Problem details: Answer with one number: the count of lines in the listing below that hold the word "content".

[Entries with figure data]
##########

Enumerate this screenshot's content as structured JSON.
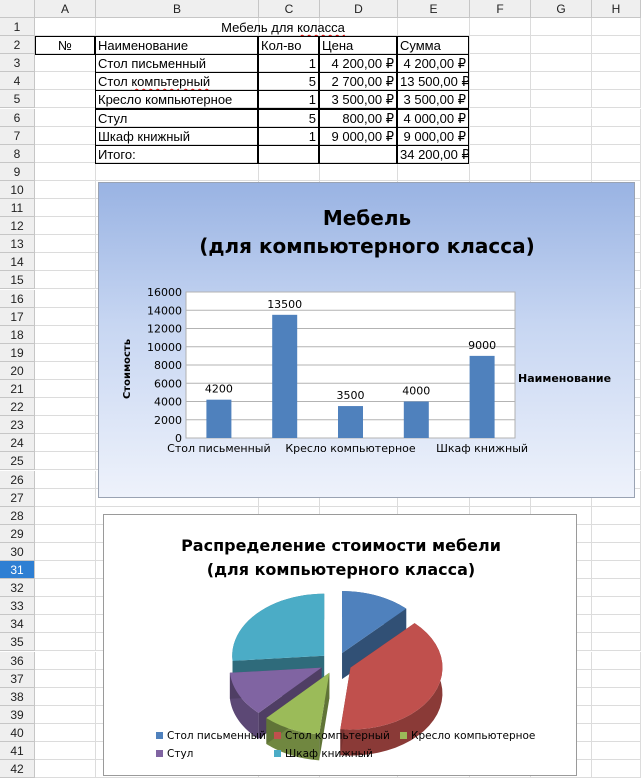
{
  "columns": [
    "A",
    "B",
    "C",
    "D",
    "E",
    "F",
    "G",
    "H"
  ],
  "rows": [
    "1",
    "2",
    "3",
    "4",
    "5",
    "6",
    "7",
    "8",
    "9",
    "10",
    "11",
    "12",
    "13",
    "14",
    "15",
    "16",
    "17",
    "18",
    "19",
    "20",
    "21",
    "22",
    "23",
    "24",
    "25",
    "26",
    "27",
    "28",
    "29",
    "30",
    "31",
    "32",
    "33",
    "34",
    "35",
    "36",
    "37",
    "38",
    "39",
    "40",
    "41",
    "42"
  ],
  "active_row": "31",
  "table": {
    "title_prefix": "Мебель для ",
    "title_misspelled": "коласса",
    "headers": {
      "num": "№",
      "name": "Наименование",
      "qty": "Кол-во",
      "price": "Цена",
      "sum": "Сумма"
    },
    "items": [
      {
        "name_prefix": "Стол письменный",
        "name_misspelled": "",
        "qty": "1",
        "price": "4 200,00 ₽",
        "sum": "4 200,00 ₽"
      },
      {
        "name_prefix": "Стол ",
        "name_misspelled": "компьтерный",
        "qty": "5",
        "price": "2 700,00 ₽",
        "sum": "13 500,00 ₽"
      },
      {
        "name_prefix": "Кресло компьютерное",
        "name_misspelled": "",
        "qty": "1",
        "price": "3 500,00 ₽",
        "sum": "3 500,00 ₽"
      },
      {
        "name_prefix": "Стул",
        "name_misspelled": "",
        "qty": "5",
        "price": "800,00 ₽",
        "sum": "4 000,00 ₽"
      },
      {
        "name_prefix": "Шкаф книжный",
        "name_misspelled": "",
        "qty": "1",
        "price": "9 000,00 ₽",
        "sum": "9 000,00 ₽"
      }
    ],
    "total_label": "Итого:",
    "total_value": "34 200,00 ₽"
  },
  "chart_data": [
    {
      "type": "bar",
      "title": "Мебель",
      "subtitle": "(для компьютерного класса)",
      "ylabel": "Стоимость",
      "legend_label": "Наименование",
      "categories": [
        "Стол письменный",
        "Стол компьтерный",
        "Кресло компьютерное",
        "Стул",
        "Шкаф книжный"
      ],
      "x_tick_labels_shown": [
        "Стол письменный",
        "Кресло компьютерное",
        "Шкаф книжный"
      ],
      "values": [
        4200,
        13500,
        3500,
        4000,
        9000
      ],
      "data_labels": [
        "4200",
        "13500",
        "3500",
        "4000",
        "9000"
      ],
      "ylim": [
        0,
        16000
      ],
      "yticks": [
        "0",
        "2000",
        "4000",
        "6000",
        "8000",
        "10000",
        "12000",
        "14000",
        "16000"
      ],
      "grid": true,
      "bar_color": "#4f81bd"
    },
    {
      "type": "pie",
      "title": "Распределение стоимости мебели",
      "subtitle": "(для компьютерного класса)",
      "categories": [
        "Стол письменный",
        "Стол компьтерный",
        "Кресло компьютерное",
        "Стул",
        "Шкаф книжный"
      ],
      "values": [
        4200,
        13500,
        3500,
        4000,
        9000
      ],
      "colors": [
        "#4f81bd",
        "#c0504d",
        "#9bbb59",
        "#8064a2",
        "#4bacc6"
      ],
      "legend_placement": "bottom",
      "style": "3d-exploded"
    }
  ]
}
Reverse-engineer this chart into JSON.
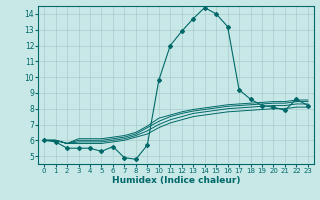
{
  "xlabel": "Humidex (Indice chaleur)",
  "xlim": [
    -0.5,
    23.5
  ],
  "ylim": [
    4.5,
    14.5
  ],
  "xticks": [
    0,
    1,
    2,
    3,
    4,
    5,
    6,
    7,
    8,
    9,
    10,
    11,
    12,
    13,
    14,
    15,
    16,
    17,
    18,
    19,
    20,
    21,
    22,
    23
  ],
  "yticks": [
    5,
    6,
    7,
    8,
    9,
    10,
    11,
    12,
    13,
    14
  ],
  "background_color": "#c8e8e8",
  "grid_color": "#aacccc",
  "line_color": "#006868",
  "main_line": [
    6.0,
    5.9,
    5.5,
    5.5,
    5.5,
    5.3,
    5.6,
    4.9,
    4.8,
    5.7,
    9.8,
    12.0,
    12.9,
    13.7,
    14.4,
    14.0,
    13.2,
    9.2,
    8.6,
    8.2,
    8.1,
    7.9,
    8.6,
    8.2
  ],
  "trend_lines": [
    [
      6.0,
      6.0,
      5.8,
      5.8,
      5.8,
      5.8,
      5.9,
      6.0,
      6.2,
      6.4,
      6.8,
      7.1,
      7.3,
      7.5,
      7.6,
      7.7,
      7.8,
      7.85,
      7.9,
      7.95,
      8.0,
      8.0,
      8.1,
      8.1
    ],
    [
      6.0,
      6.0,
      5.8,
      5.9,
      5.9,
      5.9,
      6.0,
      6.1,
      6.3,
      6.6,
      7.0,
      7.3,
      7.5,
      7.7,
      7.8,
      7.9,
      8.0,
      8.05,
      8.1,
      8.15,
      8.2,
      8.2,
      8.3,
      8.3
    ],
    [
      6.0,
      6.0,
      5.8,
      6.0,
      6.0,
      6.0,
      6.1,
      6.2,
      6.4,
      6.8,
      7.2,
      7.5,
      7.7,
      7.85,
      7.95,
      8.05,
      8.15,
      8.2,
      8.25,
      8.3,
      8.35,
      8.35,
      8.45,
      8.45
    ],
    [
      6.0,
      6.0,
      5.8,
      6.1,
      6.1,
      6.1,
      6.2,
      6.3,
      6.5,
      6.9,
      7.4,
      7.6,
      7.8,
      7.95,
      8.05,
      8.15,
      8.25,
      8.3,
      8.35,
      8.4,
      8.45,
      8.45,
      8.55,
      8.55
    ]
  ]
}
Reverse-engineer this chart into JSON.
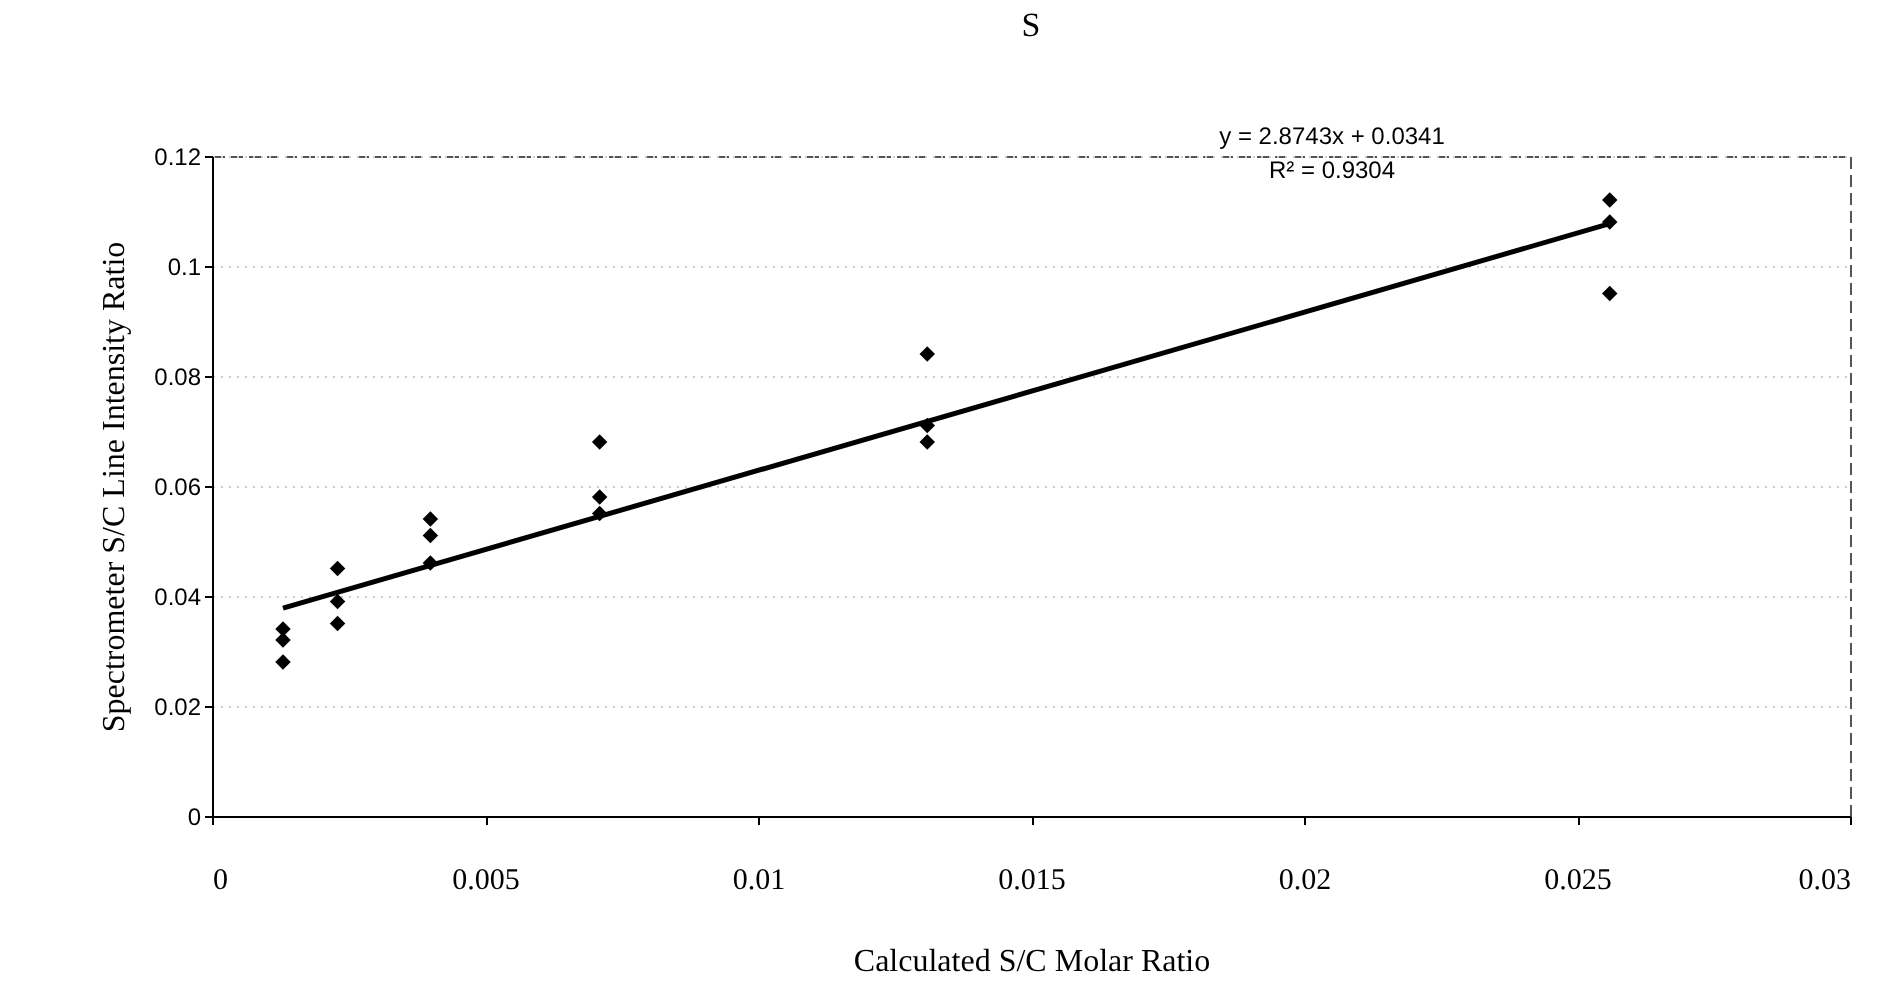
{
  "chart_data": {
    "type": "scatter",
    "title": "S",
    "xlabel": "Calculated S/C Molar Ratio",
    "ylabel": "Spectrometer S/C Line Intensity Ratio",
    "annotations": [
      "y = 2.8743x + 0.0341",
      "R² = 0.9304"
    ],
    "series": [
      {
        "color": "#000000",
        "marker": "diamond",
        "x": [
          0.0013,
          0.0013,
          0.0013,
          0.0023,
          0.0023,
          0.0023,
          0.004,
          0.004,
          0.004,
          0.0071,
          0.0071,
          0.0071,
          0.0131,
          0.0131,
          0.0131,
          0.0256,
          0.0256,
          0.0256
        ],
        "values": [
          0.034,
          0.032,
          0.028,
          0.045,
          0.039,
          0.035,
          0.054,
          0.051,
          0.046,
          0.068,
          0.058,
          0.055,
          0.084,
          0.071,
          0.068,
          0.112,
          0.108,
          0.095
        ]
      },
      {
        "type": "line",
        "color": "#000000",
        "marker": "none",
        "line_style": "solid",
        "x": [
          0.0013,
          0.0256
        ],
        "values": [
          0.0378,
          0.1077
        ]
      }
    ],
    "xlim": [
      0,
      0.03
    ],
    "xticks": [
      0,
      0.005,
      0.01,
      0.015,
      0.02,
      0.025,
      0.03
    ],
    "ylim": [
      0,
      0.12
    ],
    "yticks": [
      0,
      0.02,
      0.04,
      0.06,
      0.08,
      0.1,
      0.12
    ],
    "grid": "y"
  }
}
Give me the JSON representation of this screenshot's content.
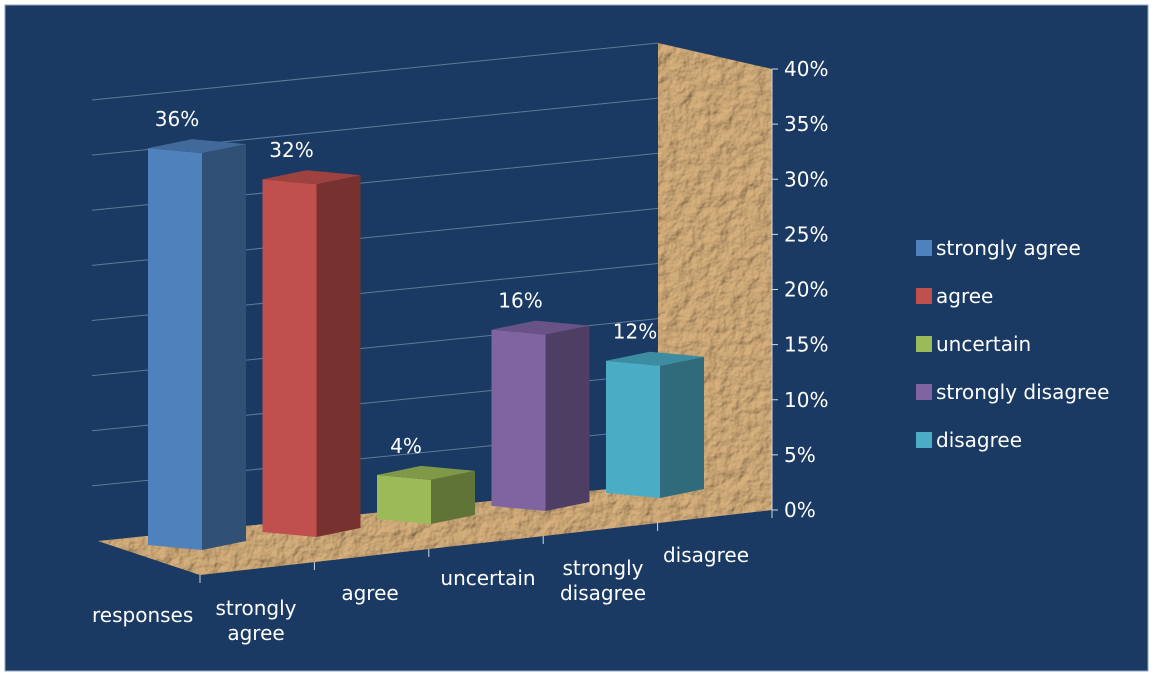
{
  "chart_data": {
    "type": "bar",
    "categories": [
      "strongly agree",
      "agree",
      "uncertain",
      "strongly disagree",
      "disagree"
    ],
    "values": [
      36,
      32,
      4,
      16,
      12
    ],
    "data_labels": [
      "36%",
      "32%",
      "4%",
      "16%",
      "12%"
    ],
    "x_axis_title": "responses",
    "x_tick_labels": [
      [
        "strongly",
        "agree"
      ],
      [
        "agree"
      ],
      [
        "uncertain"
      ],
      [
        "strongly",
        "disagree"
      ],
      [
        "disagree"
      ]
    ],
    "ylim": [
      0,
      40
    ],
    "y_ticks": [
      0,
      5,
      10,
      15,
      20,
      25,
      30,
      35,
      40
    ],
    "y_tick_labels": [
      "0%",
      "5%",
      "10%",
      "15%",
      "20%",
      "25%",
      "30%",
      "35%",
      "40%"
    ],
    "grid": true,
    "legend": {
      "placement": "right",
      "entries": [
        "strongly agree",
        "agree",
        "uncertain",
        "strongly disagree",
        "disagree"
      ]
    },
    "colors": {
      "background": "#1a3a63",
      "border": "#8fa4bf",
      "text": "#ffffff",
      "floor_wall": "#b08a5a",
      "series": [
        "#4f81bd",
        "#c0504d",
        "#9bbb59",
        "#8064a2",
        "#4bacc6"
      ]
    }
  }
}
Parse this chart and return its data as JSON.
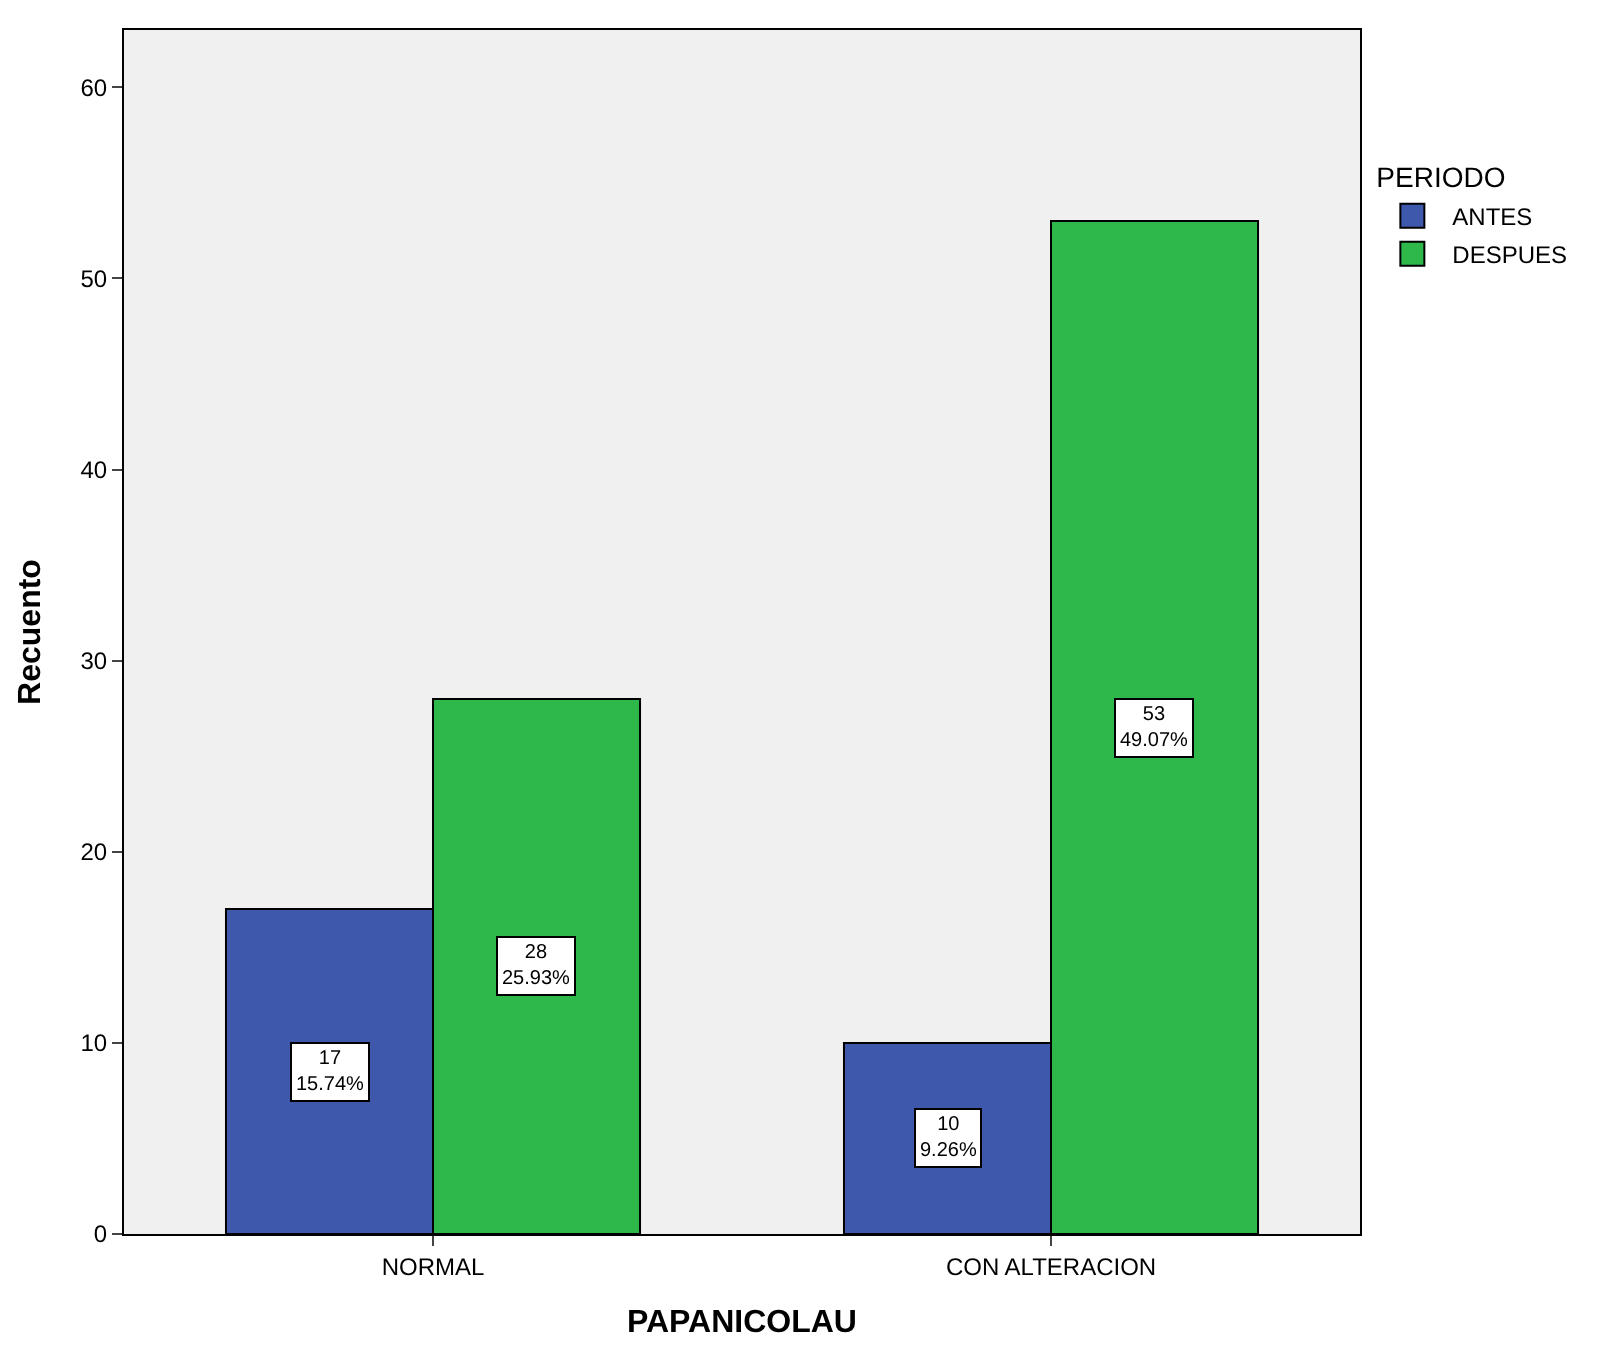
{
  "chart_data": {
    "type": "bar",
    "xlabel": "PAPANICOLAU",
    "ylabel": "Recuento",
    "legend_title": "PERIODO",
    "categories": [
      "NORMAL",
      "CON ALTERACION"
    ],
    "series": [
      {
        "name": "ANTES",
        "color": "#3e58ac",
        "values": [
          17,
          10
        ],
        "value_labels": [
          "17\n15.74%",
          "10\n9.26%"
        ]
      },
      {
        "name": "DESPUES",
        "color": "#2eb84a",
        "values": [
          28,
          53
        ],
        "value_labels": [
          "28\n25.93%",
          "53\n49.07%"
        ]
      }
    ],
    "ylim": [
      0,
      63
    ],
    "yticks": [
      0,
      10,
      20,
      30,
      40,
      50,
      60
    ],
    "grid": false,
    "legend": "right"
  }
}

##########

Complete response: 2